KUTIPAN DOKUMEN:
----
Ketakutan di Hari-Hari Kemarin

Kerusuhan itu berlangsung di Bulan Rabiul Awal menjelang hari lahir Nabi yang mulia, orang suci yang kita hormati, Rasulullah Muhammad SAW. Maka, selepas matahari terbenam sore tadi, dan masuk kalender di malam 12 bulan tersebut, aku ingin merefleksikan bersamaan dengan peringatan Maulid tentang sekadar apa yang aku rasakan hari-hari kemarin khususnya pada saat suasana mencekam yang semestinya bisa tidak mencekam.

Petaka di akhir Agustus itu bukan bencana alam seperti gempa atau angin puting beliung yang sulit bahkan tidak bisa manusia kehendaki agar tidak terjadi. Suasana mencekam kemarin adalah akibat kesengajaan bajingan entah di mana mereka berada.

Aku menulis seperti ini dan aku post di story Instagram:

Hidup di dunia lebih tepatnya di daratan Indonesia untuk sekali saja tak pernah merasakan bahagia karena ingin menggapai mimpi--macam tempat tinggal layak, pendidikan yang memadai, finansial yang sehat--sulit bukan kepalang.

Sekarang malah dibuat tidak tenang dengan permainan manusia-manusia yang mungkin telah merasa menjadi Tuhan, yang seakan mampu menentukan kacau dan damainya satu bagian dari dunia ini.

Kalian yang ada dibalik petaka ini benar-benar keterlaluan. Kalian paksa kami memohon untuk menghentikan ini karena kami tidak berdaya, bahkan sejak semula tidak berdaya.

Kami hanya bisa menerima apa yang telah dan akan terjadi sambil berbisik satu sama lain; siapa kalian itu?

Kami sadar kami tidak mampu melawan, maka kami membiarkan alam semesta yang akan menghancurkan kalian.

Aku merasa geram di tengah suasana yang tidak habis pikir dapat terjadi. Media sosial disesaki berita dan informasi yang membuat takut masyarakat. Ironisnya, ketakutan itu timbul dari pihak aparat negara. Sebutlah penganiayaan orang yang tidak bersalah oleh angkatan bersenjata, hanya karena beraktivitas pada dini hari dan oleh karenanya seakan ia harus dituduh bagian dari pembuat rusuh.

Mundur ke malam tanggal 30 Agustus, waktu itu aku masih berkegiatan di Jakarta. Di sebuah acara panggung budaya tiba-tiba sekali menjalar suasana mencekam itu, tepatnya ketika Band Marjinal tengah di atas panggung dan bersiap mempertunjukkan musiknya. Lantas, musisi-musisi punk itu turun dan sesi penampilan Band Marjinal diganti dengan doa bersama.
----
[Item tersimpan dari sebuah koleksi]

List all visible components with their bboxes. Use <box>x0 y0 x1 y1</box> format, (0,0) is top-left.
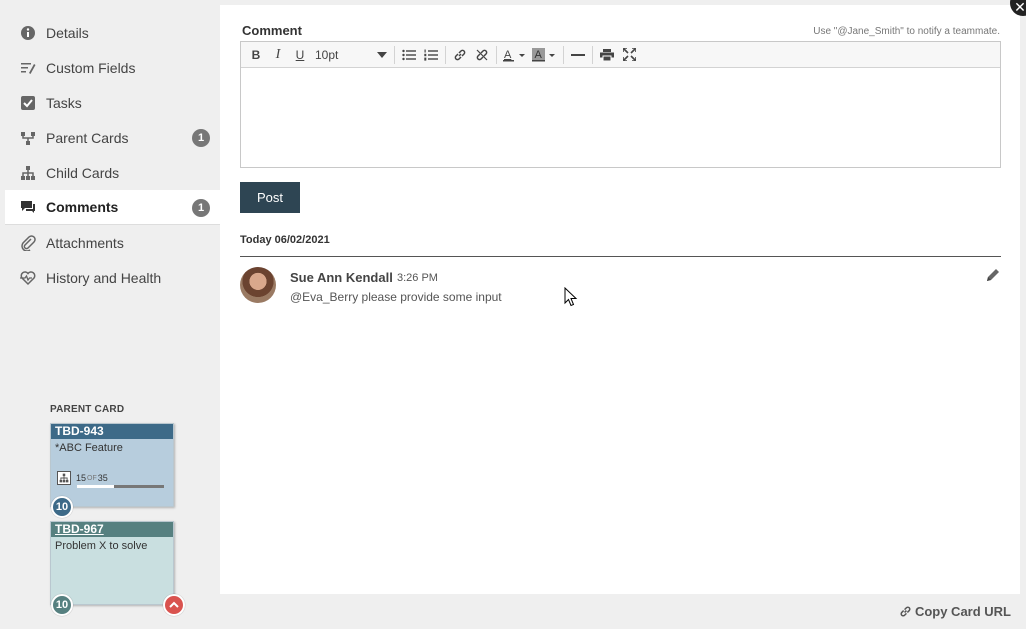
count-badge: 1 <box>192 129 210 147</box>
sidebar-item-label: Custom Fields <box>46 59 136 76</box>
comments-panel: Comment Use "@Jane_Smith" to notify a te… <box>220 5 1020 594</box>
comment-label: Comment <box>242 23 302 38</box>
comment-author: Sue Ann Kendall <box>290 270 393 285</box>
progress-done: 15 <box>76 473 87 483</box>
progress-total: 35 <box>97 473 108 483</box>
underline-icon[interactable]: U <box>289 45 311 65</box>
horizontal-rule-icon[interactable] <box>567 45 589 65</box>
heart-icon <box>19 269 37 287</box>
card-progress: 15 OF 35 <box>57 471 108 485</box>
unlink-icon[interactable] <box>471 45 493 65</box>
print-icon[interactable] <box>596 45 618 65</box>
sidebar-nav: Details Custom Fields Tasks Parent Cards… <box>5 15 220 295</box>
font-size-select[interactable]: 10pt <box>311 45 391 65</box>
paperclip-icon <box>19 234 37 252</box>
editor-toolbar: B I U 10pt A A <box>241 42 1000 68</box>
copy-card-url-label: Copy Card URL <box>914 604 1011 619</box>
sidebar-item-history-health[interactable]: History and Health <box>5 260 220 295</box>
sidebar-item-label: Attachments <box>46 234 124 251</box>
avatar <box>240 267 276 303</box>
custom-fields-icon <box>19 59 37 77</box>
parent-card[interactable]: TBD-943 *ABC Feature 15 OF 35 <box>50 423 174 507</box>
sidebar-item-custom-fields[interactable]: Custom Fields <box>5 50 220 85</box>
progress-bar <box>77 485 164 488</box>
bold-icon[interactable]: B <box>245 45 267 65</box>
progress-bar-fill <box>77 485 115 488</box>
italic-icon[interactable]: I <box>267 45 289 65</box>
parent-card[interactable]: TBD-967 Problem X to solve <box>50 521 174 605</box>
caret-down-icon <box>377 51 387 58</box>
sidebar-item-comments[interactable]: Comments 1 <box>5 190 220 225</box>
sidebar: Details Custom Fields Tasks Parent Cards… <box>0 0 220 629</box>
child-cards-icon <box>19 164 37 182</box>
card-count-badge: 10 <box>51 496 73 518</box>
comment-editor: B I U 10pt A A <box>240 41 1001 168</box>
card-count-badge: 10 <box>51 594 73 616</box>
chevron-up-icon[interactable] <box>163 594 185 616</box>
sidebar-item-tasks[interactable]: Tasks <box>5 85 220 120</box>
comments-icon <box>19 198 37 216</box>
date-group-label: Today 06/02/2021 <box>240 234 330 246</box>
sidebar-item-parent-cards[interactable]: Parent Cards 1 <box>5 120 220 155</box>
copy-card-url-link[interactable]: Copy Card URL <box>899 604 1011 619</box>
svg-text:A: A <box>535 49 543 61</box>
toolbar-divider <box>445 45 446 64</box>
pencil-icon[interactable] <box>985 267 1001 283</box>
sidebar-item-label: Parent Cards <box>46 129 129 146</box>
progress-of: OF <box>87 474 97 482</box>
toolbar-divider <box>394 45 395 64</box>
mention-hint: Use "@Jane_Smith" to notify a teammate. <box>813 26 1000 37</box>
post-button[interactable]: Post <box>240 182 300 213</box>
comment-text: @Eva_Berry please provide some input <box>290 290 502 304</box>
divider <box>240 256 1001 257</box>
sidebar-item-label: Tasks <box>46 94 82 111</box>
info-icon <box>19 24 37 42</box>
svg-text:A: A <box>504 49 512 61</box>
parent-card-heading: PARENT CARD <box>50 404 125 415</box>
sidebar-item-attachments[interactable]: Attachments <box>5 225 220 260</box>
link-icon <box>900 606 911 617</box>
toolbar-divider <box>496 45 497 64</box>
sidebar-item-label: History and Health <box>46 269 162 286</box>
background-color-icon[interactable]: A <box>530 45 560 65</box>
card-title: Problem X to solve <box>55 540 148 552</box>
sidebar-item-details[interactable]: Details <box>5 15 220 50</box>
mouse-cursor-icon <box>564 286 578 312</box>
sidebar-item-label: Details <box>46 24 89 41</box>
comment-time: 3:26 PM <box>397 272 438 284</box>
toolbar-divider <box>592 45 593 64</box>
link-icon[interactable] <box>449 45 471 65</box>
fullscreen-icon[interactable] <box>618 45 640 65</box>
toolbar-divider <box>563 45 564 64</box>
bullet-list-icon[interactable] <box>398 45 420 65</box>
sidebar-item-label: Comments <box>46 199 119 215</box>
comment-textarea[interactable] <box>241 68 1000 168</box>
checkbox-icon <box>19 94 37 112</box>
font-size-value: 10pt <box>315 47 339 62</box>
text-color-icon[interactable]: A <box>500 45 530 65</box>
card-id[interactable]: TBD-943 <box>51 424 173 439</box>
card-title: *ABC Feature <box>55 442 123 454</box>
child-cards-icon <box>57 471 71 485</box>
numbered-list-icon[interactable] <box>420 45 442 65</box>
count-badge: 1 <box>192 199 210 217</box>
parent-cards-icon <box>19 129 37 147</box>
sidebar-item-child-cards[interactable]: Child Cards <box>5 155 220 190</box>
card-id[interactable]: TBD-967 <box>51 522 173 537</box>
sidebar-item-label: Child Cards <box>46 164 120 181</box>
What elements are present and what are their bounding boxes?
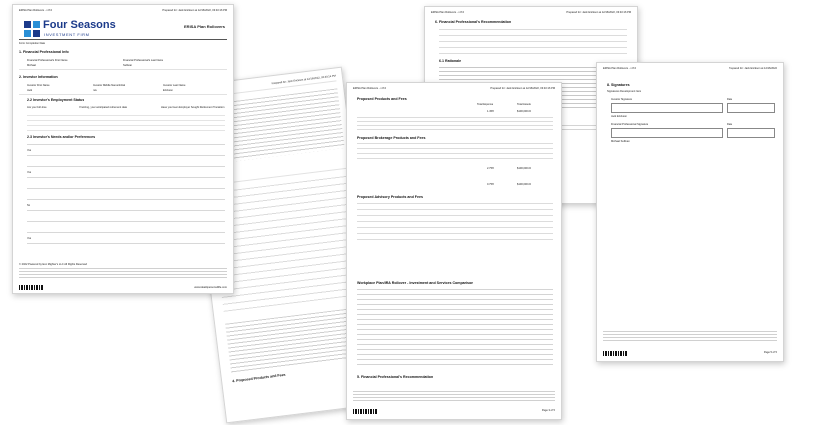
----
PETUNJUK KERJA: Tulis ulang kata demi kata bagian dari tulisan tentang kerusuhan Agustus, mulai dari "Ketakutan di Hari-Hari" dan terus hingga "bisa tidak mencekam.".

JAWABAN AKHIR:
Ketakutan di Hari-Hari Kemarin

Kerusuhan itu berlangsung di Bulan Rabiul Awal menjelang hari lahir Nabi yang mulia, orang suci yang kita hormati, Rasulullah Muhammad SAW. Maka, selepas matahari terbenam sore tadi, dan masuk kalender di malam 12 bulan tersebut, aku ingin merefleksikan bersamaan dengan peringatan Maulid tentang sekadar apa yang aku rasakan hari-hari kemarin khususnya pada saat suasana mencekam yang semestinya bisa tidak mencekam.